• [Your instructions] Retype the records below exactly as they appear.

• [Data section]
>> Start

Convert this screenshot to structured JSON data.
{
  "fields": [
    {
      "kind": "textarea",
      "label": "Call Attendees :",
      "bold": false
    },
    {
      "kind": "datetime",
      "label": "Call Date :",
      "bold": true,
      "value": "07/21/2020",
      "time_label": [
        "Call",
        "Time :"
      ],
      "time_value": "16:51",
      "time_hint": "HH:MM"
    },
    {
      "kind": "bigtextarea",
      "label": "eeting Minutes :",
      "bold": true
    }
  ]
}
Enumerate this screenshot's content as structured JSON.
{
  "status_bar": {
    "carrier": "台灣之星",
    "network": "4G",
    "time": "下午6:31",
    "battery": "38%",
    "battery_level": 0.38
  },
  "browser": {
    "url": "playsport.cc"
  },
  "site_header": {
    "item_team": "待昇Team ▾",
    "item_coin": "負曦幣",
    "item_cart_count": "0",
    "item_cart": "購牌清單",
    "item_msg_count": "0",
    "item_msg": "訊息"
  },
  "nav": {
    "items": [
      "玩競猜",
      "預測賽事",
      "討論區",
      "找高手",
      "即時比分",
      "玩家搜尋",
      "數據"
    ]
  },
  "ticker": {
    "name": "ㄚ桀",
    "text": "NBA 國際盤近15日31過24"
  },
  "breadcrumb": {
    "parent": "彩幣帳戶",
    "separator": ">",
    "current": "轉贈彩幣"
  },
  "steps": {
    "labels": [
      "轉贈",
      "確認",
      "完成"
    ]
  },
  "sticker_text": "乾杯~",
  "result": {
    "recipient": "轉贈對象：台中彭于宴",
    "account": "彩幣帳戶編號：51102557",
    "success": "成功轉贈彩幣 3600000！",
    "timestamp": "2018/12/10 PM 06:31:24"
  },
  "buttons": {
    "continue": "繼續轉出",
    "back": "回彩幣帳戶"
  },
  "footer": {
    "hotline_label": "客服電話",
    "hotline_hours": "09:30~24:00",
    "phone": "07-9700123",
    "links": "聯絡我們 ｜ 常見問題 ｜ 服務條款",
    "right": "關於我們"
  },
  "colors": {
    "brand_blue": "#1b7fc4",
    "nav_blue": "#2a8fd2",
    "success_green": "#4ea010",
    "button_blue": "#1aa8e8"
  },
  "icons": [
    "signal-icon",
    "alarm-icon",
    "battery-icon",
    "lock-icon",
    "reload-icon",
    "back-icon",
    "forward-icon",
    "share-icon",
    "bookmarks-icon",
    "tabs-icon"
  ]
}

>> End

• [Finished answer]
Convert this screenshot to structured JSON data.
{
  "fields": [
    {
      "kind": "textarea",
      "label": "Call Attendees :",
      "bold": false
    },
    {
      "kind": "datetime",
      "label": "Call Date :",
      "bold": true,
      "value": "07/21/2020",
      "time_label": [
        "Call",
        "Time :"
      ],
      "time_value": "16:51",
      "time_hint": "HH:MM"
    },
    {
      "kind": "bigtextarea",
      "label": "eeting Minutes :",
      "bold": true
    }
  ]
}
Enumerate this screenshot's content as structured JSON.
{
  "status_bar": {
    "carrier": "台灣之星",
    "network": "4G",
    "time": "下午6:31",
    "battery": "38%",
    "battery_level": 0.38
  },
  "browser": {
    "url": "playsport.cc"
  },
  "site_header": {
    "item_team": "待昇Team ▾",
    "item_coin": "負曦幣",
    "item_cart_count": "0",
    "item_cart": "購牌清單",
    "item_msg_count": "0",
    "item_msg": "訊息"
  },
  "nav": {
    "items": [
      "玩競猜",
      "預測賽事",
      "討論區",
      "找高手",
      "即時比分",
      "玩家搜尋",
      "數據"
    ]
  },
  "ticker": {
    "name": "ㄚ桀",
    "text": "NBA 國際盤近15日31過24"
  },
  "breadcrumb": {
    "parent": "彩幣帳戶",
    "separator": ">",
    "current": "轉贈彩幣"
  },
  "steps": {
    "labels": [
      "轉贈",
      "確認",
      "完成"
    ]
  },
  "sticker_text": "乾杯~",
  "result": {
    "recipient": "轉贈對象：台中彭于宴",
    "account": "彩幣帳戶編號：51102557",
    "success": "成功轉贈彩幣 3600000！",
    "timestamp": "2018/12/10 PM 06:31:24"
  },
  "buttons": {
    "continue": "繼續轉出",
    "back": "回彩幣帳戶"
  },
  "footer": {
    "hotline_label": "客服電話",
    "hotline_hours": "09:30~24:00",
    "phone": "07-9700123",
    "links": "聯絡我們 ｜ 常見問題 ｜ 服務條款",
    "right": "關於我們"
  },
  "colors": {
    "brand_blue": "#1b7fc4",
    "nav_blue": "#2a8fd2",
    "success_green": "#4ea010",
    "button_blue": "#1aa8e8"
  },
  "icons": [
    "signal-icon",
    "alarm-icon",
    "battery-icon",
    "lock-icon",
    "reload-icon",
    "back-icon",
    "forward-icon",
    "share-icon",
    "bookmarks-icon",
    "tabs-icon"
  ]
}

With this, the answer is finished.